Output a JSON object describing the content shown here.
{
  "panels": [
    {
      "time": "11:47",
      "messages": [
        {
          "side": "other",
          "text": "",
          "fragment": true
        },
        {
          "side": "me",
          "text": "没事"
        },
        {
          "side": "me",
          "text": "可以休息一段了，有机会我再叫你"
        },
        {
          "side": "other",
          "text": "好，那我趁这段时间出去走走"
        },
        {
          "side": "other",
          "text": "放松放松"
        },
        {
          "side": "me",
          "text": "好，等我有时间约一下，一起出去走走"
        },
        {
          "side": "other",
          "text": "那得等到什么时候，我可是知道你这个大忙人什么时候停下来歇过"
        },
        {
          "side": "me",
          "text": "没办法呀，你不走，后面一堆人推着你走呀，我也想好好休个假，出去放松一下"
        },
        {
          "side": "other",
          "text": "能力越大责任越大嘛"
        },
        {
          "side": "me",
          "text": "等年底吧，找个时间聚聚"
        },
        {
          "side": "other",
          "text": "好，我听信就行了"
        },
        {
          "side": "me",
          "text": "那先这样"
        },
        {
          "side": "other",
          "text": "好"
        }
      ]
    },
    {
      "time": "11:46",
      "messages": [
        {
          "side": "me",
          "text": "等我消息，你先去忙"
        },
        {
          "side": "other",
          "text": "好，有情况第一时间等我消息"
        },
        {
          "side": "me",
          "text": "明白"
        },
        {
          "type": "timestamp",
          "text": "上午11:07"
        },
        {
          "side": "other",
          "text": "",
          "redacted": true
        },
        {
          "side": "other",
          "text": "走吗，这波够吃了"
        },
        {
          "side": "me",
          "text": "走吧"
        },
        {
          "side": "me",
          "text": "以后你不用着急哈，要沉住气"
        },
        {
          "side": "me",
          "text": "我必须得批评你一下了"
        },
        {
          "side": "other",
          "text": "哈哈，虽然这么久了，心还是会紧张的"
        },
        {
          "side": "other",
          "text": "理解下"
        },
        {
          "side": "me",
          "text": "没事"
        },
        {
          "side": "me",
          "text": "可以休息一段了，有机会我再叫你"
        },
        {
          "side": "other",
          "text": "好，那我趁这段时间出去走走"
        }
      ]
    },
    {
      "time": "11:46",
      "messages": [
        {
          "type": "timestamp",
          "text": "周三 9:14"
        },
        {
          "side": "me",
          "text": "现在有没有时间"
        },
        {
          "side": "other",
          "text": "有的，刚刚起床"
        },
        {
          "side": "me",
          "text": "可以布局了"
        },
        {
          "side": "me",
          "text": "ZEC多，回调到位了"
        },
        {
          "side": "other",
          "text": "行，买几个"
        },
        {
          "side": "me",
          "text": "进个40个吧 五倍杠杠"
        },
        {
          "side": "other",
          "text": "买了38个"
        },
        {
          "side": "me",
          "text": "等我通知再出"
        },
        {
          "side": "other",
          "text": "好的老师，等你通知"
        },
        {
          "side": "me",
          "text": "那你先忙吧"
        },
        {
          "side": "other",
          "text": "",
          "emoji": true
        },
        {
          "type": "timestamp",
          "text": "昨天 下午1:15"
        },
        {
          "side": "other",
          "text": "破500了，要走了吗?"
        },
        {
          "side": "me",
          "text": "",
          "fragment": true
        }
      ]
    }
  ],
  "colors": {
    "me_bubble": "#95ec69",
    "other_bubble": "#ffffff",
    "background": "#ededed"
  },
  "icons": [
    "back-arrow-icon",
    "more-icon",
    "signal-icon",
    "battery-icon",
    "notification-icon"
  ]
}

*Task to carry out:* Reproduce the data in full, exactly as presented.

*Output of the task:*
Output a JSON object describing the content shown here.
{
  "panels": [
    {
      "time": "11:47",
      "messages": [
        {
          "side": "other",
          "text": "",
          "fragment": true
        },
        {
          "side": "me",
          "text": "没事"
        },
        {
          "side": "me",
          "text": "可以休息一段了，有机会我再叫你"
        },
        {
          "side": "other",
          "text": "好，那我趁这段时间出去走走"
        },
        {
          "side": "other",
          "text": "放松放松"
        },
        {
          "side": "me",
          "text": "好，等我有时间约一下，一起出去走走"
        },
        {
          "side": "other",
          "text": "那得等到什么时候，我可是知道你这个大忙人什么时候停下来歇过"
        },
        {
          "side": "me",
          "text": "没办法呀，你不走，后面一堆人推着你走呀，我也想好好休个假，出去放松一下"
        },
        {
          "side": "other",
          "text": "能力越大责任越大嘛"
        },
        {
          "side": "me",
          "text": "等年底吧，找个时间聚聚"
        },
        {
          "side": "other",
          "text": "好，我听信就行了"
        },
        {
          "side": "me",
          "text": "那先这样"
        },
        {
          "side": "other",
          "text": "好"
        }
      ]
    },
    {
      "time": "11:46",
      "messages": [
        {
          "side": "me",
          "text": "等我消息，你先去忙"
        },
        {
          "side": "other",
          "text": "好，有情况第一时间等我消息"
        },
        {
          "side": "me",
          "text": "明白"
        },
        {
          "type": "timestamp",
          "text": "上午11:07"
        },
        {
          "side": "other",
          "text": "",
          "redacted": true
        },
        {
          "side": "other",
          "text": "走吗，这波够吃了"
        },
        {
          "side": "me",
          "text": "走吧"
        },
        {
          "side": "me",
          "text": "以后你不用着急哈，要沉住气"
        },
        {
          "side": "me",
          "text": "我必须得批评你一下了"
        },
        {
          "side": "other",
          "text": "哈哈，虽然这么久了，心还是会紧张的"
        },
        {
          "side": "other",
          "text": "理解下"
        },
        {
          "side": "me",
          "text": "没事"
        },
        {
          "side": "me",
          "text": "可以休息一段了，有机会我再叫你"
        },
        {
          "side": "other",
          "text": "好，那我趁这段时间出去走走"
        }
      ]
    },
    {
      "time": "11:46",
      "messages": [
        {
          "type": "timestamp",
          "text": "周三 9:14"
        },
        {
          "side": "me",
          "text": "现在有没有时间"
        },
        {
          "side": "other",
          "text": "有的，刚刚起床"
        },
        {
          "side": "me",
          "text": "可以布局了"
        },
        {
          "side": "me",
          "text": "ZEC多，回调到位了"
        },
        {
          "side": "other",
          "text": "行，买几个"
        },
        {
          "side": "me",
          "text": "进个40个吧 五倍杠杠"
        },
        {
          "side": "other",
          "text": "买了38个"
        },
        {
          "side": "me",
          "text": "等我通知再出"
        },
        {
          "side": "other",
          "text": "好的老师，等你通知"
        },
        {
          "side": "me",
          "text": "那你先忙吧"
        },
        {
          "side": "other",
          "text": "",
          "emoji": true
        },
        {
          "type": "timestamp",
          "text": "昨天 下午1:15"
        },
        {
          "side": "other",
          "text": "破500了，要走了吗?"
        },
        {
          "side": "me",
          "text": "",
          "fragment": true
        }
      ]
    }
  ],
  "colors": {
    "me_bubble": "#95ec69",
    "other_bubble": "#ffffff",
    "background": "#ededed"
  },
  "icons": [
    "back-arrow-icon",
    "more-icon",
    "signal-icon",
    "battery-icon",
    "notification-icon"
  ]
}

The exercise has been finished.